## BEGIN
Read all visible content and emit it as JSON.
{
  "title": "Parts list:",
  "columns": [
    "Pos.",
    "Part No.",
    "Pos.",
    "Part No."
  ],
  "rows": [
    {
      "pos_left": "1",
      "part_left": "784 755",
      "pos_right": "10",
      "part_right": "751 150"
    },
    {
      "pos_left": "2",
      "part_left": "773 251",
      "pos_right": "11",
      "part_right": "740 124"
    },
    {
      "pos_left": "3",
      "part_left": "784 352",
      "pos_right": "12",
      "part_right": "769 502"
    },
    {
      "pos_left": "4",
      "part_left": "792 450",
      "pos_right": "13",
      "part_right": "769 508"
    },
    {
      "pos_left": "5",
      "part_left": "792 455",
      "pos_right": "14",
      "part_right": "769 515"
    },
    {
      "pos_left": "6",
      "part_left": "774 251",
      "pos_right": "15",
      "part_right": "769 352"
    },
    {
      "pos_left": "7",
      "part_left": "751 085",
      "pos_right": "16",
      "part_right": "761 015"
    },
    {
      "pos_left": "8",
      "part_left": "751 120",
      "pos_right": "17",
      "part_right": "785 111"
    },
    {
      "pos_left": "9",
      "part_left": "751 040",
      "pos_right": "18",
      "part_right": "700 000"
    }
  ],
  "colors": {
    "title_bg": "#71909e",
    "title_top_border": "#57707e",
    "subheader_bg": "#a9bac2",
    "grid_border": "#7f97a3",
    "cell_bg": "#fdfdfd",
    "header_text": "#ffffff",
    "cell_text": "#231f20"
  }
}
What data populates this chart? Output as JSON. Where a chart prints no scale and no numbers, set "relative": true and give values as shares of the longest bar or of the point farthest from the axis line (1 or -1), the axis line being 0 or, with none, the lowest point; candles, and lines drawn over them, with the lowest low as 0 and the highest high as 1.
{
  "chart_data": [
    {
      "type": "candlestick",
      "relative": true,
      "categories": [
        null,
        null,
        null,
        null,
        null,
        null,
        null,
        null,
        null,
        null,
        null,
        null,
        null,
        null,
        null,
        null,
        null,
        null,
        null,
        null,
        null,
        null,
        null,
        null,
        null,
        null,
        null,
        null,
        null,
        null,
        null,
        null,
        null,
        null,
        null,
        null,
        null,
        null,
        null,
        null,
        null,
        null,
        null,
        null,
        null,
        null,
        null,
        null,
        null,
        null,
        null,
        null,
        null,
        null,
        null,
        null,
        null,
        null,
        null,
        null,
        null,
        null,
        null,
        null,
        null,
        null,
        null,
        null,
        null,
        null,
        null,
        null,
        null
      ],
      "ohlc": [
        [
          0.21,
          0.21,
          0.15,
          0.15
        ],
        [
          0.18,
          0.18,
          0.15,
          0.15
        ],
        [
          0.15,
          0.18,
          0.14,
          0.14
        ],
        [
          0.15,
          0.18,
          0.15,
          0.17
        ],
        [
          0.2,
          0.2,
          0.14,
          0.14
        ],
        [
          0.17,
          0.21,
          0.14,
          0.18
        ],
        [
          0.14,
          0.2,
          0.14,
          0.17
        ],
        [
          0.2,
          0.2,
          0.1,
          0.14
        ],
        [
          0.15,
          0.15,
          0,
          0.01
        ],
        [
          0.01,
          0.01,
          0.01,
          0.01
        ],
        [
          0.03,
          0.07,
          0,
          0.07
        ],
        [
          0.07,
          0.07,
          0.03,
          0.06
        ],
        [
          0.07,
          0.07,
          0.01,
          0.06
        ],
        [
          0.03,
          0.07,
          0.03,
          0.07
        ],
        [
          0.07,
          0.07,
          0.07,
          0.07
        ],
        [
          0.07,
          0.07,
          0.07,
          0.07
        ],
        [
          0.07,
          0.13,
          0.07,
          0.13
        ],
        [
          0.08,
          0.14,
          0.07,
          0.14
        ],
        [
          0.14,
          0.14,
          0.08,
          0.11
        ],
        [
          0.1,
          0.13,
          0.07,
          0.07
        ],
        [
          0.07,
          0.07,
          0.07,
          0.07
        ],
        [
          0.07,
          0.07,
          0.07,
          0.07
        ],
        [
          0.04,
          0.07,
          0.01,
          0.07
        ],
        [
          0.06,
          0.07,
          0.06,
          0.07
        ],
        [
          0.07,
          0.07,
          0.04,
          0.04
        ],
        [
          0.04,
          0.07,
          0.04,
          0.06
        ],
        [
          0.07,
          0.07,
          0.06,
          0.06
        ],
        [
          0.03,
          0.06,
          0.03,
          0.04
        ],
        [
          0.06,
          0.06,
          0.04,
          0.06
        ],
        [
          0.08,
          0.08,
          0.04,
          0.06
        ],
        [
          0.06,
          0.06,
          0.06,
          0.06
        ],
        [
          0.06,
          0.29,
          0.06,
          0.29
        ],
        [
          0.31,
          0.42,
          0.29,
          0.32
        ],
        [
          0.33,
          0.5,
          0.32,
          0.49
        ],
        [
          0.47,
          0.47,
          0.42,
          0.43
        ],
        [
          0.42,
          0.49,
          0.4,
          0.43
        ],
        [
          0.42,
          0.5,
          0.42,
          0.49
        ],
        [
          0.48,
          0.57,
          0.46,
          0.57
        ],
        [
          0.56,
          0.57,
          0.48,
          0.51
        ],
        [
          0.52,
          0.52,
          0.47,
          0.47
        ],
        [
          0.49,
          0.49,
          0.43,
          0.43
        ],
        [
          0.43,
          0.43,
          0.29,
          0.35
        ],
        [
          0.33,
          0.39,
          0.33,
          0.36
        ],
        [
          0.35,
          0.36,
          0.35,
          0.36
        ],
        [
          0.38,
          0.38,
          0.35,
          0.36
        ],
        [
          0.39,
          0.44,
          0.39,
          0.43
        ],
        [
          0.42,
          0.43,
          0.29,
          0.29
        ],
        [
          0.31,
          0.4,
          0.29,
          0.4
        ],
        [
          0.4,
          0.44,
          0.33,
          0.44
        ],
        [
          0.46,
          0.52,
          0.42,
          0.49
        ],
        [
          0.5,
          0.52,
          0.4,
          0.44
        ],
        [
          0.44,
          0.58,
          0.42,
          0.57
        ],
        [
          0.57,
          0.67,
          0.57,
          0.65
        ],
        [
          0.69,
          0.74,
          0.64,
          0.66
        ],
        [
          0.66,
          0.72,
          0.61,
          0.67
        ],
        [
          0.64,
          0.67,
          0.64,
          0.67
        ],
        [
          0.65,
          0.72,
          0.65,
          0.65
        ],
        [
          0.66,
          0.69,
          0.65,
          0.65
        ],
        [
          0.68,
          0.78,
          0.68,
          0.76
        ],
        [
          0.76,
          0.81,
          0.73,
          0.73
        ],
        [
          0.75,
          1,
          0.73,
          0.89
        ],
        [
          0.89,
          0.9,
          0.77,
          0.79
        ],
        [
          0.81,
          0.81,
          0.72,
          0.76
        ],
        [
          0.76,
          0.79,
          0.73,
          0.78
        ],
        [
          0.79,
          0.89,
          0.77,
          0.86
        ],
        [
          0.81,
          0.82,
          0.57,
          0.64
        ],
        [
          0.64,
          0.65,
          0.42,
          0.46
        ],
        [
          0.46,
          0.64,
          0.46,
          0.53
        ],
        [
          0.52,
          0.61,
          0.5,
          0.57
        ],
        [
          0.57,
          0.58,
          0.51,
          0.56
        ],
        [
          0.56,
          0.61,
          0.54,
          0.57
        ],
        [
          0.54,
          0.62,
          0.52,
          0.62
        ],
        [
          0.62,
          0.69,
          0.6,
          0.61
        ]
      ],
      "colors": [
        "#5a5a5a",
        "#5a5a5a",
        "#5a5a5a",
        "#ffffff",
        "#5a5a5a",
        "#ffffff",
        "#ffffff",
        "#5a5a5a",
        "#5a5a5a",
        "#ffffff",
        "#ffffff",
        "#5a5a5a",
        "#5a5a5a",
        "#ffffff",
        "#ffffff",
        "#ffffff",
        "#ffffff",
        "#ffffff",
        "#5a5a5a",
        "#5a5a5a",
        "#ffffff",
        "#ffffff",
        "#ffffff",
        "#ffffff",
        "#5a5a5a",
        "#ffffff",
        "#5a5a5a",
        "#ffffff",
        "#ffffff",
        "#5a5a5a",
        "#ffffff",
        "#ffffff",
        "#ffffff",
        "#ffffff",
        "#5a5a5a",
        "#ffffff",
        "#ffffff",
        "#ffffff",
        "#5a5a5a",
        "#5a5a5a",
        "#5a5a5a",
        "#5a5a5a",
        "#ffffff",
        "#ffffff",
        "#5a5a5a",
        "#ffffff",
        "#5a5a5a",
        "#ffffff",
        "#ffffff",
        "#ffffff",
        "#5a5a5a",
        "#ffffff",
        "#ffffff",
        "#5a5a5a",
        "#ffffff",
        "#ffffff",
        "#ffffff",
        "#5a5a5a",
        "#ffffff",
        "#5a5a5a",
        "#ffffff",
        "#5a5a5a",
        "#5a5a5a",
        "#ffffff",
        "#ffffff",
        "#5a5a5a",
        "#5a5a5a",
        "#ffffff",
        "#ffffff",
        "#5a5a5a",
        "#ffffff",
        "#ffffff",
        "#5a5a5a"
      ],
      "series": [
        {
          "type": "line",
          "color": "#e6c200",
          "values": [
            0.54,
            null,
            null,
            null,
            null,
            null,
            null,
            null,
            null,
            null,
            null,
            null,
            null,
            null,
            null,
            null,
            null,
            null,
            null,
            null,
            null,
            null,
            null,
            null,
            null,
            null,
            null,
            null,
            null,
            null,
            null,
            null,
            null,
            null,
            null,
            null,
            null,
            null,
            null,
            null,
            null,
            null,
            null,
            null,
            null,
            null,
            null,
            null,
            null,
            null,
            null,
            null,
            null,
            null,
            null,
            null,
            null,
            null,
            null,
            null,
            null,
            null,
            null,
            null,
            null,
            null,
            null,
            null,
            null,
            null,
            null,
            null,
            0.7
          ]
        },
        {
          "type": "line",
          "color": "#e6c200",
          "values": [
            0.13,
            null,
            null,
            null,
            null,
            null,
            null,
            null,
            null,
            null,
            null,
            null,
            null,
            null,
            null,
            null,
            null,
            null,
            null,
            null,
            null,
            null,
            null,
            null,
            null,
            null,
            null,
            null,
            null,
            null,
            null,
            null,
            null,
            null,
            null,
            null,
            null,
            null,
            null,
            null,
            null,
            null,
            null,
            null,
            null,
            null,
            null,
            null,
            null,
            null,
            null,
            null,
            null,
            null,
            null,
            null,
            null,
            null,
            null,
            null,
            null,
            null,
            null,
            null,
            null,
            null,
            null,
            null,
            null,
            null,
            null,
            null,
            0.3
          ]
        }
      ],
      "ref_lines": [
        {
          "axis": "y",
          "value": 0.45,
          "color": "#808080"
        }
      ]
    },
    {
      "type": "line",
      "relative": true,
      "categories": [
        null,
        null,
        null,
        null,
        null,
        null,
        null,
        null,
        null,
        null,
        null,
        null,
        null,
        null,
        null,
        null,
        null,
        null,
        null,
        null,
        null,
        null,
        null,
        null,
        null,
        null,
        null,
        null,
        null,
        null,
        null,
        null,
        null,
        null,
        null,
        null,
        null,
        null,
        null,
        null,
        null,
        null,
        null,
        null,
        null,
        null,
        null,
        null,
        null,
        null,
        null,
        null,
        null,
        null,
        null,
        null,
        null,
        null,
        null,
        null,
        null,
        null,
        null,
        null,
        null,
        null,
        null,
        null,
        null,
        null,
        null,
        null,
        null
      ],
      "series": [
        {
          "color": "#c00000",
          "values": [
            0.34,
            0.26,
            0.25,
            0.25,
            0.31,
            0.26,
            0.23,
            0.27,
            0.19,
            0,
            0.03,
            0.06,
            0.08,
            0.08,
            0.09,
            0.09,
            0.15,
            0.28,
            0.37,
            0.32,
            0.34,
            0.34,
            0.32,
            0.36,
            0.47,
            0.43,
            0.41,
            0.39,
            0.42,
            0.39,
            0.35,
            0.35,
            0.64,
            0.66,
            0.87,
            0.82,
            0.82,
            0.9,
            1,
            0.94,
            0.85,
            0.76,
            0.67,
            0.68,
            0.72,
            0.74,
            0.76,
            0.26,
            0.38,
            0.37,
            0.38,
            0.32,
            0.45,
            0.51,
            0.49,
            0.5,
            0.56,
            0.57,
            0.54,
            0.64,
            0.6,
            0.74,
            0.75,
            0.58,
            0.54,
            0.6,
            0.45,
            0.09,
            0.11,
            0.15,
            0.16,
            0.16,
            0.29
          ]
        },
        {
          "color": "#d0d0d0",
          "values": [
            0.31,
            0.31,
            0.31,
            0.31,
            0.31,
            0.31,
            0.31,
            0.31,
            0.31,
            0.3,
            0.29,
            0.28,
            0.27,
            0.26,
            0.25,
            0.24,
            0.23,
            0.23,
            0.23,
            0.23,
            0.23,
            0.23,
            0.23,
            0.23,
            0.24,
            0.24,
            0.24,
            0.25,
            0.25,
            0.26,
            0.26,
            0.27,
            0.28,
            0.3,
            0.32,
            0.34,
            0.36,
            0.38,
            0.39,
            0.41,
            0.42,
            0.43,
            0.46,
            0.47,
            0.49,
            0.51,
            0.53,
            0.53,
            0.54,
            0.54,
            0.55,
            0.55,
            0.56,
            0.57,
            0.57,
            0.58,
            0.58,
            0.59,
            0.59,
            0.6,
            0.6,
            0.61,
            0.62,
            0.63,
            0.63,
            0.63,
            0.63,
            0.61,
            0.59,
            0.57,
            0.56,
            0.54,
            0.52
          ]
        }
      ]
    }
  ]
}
## END
● Task brief
Give the count of lines holding the word "axis" and nothing more.

● Result
2